───── SUPPLIED TEXT

Any Development Operation proposed by a third party pursuant to an Applicable Operating Agreement shall be subject to the terms and conditions of such Applicable Operating Agreement and shall be submitted by the Joint Development Operator for a vote of the Operating Committee prior to the response deadline in the Applicable Operating Agreement. Any such Development Operation which receives sufficient votes in the Operating Committee to be adopted as an amendment to the Annual Work Program and Budget shall automatically be added to the Development Work Program and the applicable approved Annual Work Program and Budget(s). Any such Development Operation related to Development Assets which receives insufficient votes in the Operating Committee that may be undertaken as a Sole Risk Development Operation under the terms of the relevant Applicable

 

29


  Operating Agreement may be so proposed and conducted. Any such Development Operation related to Joint Entity Assets which receives insufficient votes of the Operating Committee that may be undertaken as a Sole Risk Entity Operation under the terms of the relevant Joint Entity Agreement (and, if applicable, as sole risk operation under the Applicable Operating Agreement) may be so proposed and conducted.

 

  (j) Approval by the Operating Committee of an Annual Work Program and Budget shall constitute the Operating Committee’s deemed approval for any Party Operator to expend up to ten percent (10%) in excess of the authorized amount applicable to its operations within each Annual Work Program and Budget category, not to exceed in the aggregate ten percent (10%) of the aggregate amount applicable to its operations in such Annual Work Program and Budget, less, in each case, any amounts included as line items for contingencies and overruns with respect to such operations in such category or Annual Work Program and Budget. Each Party Operator shall promptly notify the Operating Committee of any expenditure made by it in the exercise of its rights pursuant to this Section 4.4(j). The ten percent (10%) deemed approval levels set forth in this Section 4.4(j) shall be calculated with respect to the original amount of an Annual Work Program and Budget or, once amended, the amended amount of the Annual Work Program and Budget, provided that no expenditures incurred pursuant to Section 4.4(k) shall be deemed to be included in an approved Annual Work Program and Budget for purposes of calculating the ten percent (10%) deemed approvals pursuant to this Section 4.4(j), nor shall any such expenditures be considered to be amounts expended in excess of the authorized amount of any Annual Work Program and Budget for purposes of calculating the ten percent (10%) deemed approval levels.

──────────

BRIEF A
Answer these questions from the agreement excerpt, one per line:
(i) Who submits a Development Operation proposed by a third party for a vote of the Operating Committee?
(ii) By what percentage may a Party Operator spend in excess of the authorized amount under the deemed approval?
(iii) Whom must each Party Operator promptly notify of expenditures made under Section 4.4(j)?
The agreement excerpt and the saved entries are separate material.

───── EXTRACTED DATA

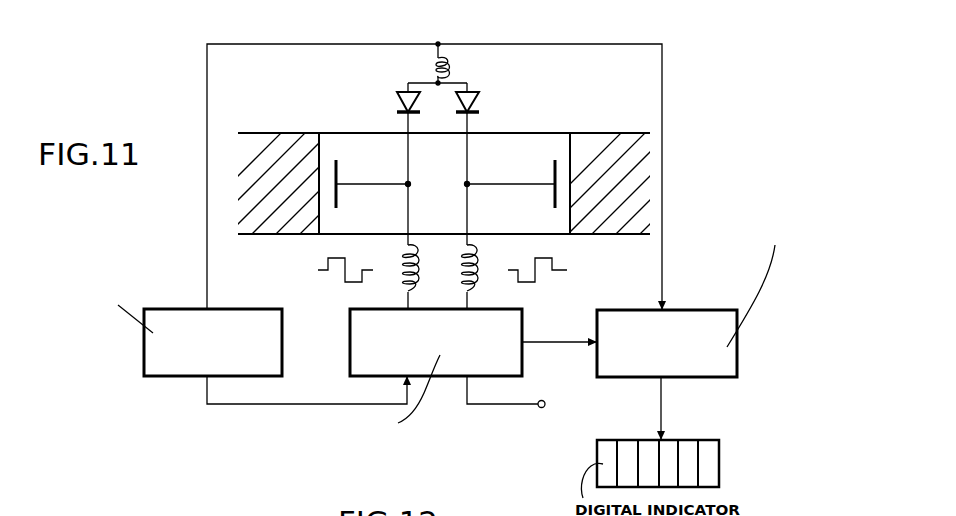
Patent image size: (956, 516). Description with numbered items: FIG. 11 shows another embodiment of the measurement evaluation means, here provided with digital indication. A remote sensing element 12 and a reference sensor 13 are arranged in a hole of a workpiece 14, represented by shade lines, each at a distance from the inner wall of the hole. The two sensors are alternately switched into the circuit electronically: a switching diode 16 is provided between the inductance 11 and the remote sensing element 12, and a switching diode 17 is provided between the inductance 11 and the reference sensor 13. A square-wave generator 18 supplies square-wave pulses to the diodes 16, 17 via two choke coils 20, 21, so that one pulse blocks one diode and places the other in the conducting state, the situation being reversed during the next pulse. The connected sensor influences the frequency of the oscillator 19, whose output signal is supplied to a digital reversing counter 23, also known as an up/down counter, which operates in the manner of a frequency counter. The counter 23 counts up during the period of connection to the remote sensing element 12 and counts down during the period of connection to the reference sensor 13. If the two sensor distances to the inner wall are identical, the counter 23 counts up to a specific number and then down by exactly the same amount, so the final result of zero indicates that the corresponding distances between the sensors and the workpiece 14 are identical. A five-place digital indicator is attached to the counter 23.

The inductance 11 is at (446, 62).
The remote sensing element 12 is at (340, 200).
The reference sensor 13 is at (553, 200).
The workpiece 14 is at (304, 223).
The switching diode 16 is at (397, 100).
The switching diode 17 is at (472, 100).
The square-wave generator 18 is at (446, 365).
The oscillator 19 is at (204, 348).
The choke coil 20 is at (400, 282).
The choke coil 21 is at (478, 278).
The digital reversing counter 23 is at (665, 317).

──────────
───── EXTRACTED DATA

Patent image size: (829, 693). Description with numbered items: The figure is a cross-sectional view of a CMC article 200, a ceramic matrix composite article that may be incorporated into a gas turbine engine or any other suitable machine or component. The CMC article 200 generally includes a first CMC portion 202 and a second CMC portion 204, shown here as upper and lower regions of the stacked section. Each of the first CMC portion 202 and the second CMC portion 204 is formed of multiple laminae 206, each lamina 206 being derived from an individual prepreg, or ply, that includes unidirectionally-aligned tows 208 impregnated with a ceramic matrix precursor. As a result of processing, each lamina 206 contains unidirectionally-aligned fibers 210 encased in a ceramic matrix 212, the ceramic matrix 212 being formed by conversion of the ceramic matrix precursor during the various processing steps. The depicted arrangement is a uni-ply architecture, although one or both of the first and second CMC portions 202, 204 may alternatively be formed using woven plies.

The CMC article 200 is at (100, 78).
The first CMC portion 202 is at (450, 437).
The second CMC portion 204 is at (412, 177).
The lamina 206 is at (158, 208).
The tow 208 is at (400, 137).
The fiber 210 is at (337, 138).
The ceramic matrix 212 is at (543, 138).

──────────

BRIEF B
Retype the saved entries from the line with "Patent image size: (956, 516)." up to and including the line with "The digital reversing", without changing any line.

RIGHT ANSWER A
(i) The Joint Development Operator
(ii) Ten percent (10%)
(iii) The Operating Committee

RIGHT ANSWER B
Patent image size: (956, 516). Description with numbered items: FIG. 11 shows another embodiment of the measurement evaluation means, here provided with digital indication. A remote sensing element 12 and a reference sensor 13 are arranged in a hole of a workpiece 14, represented by shade lines, each at a distance from the inner wall of the hole. The two sensors are alternately switched into the circuit electronically: a switching diode 16 is provided between the inductance 11 and the remote sensing element 12, and a switching diode 17 is provided between the inductance 11 and the reference sensor 13. A square-wave generator 18 supplies square-wave pulses to the diodes 16, 17 via two choke coils 20, 21, so that one pulse blocks one diode and places the other in the conducting state, the situation being reversed during the next pulse. The connected sensor influences the frequency of the oscillator 19, whose output signal is supplied to a digital reversing counter 23, also known as an up/down counter, which operates in the manner of a frequency counter. The counter 23 counts up during the period of connection to the remote sensing element 12 and counts down during the period of connection to the reference sensor 13. If the two sensor distances to the inner wall are identical, the counter 23 counts up to a specific number and then down by exactly the same amount, so the final result of zero indicates that the corresponding distances between the sensors and the workpiece 14 are identical. A five-place digital indicator is attached to the counter 23.

The inductance 11 is at (446, 62).
The remote sensing element 12 is at (340, 200).
The reference sensor 13 is at (553, 200).
The workpiece 14 is at (304, 223).
The switching diode 16 is at (397, 100).
The switching diode 17 is at (472, 100).
The square-wave generator 18 is at (446, 365).
The oscillator 19 is at (204, 348).
The choke coil 20 is at (400, 282).
The choke coil 21 is at (478, 278).
The digital reversing counter 23 is at (665, 317).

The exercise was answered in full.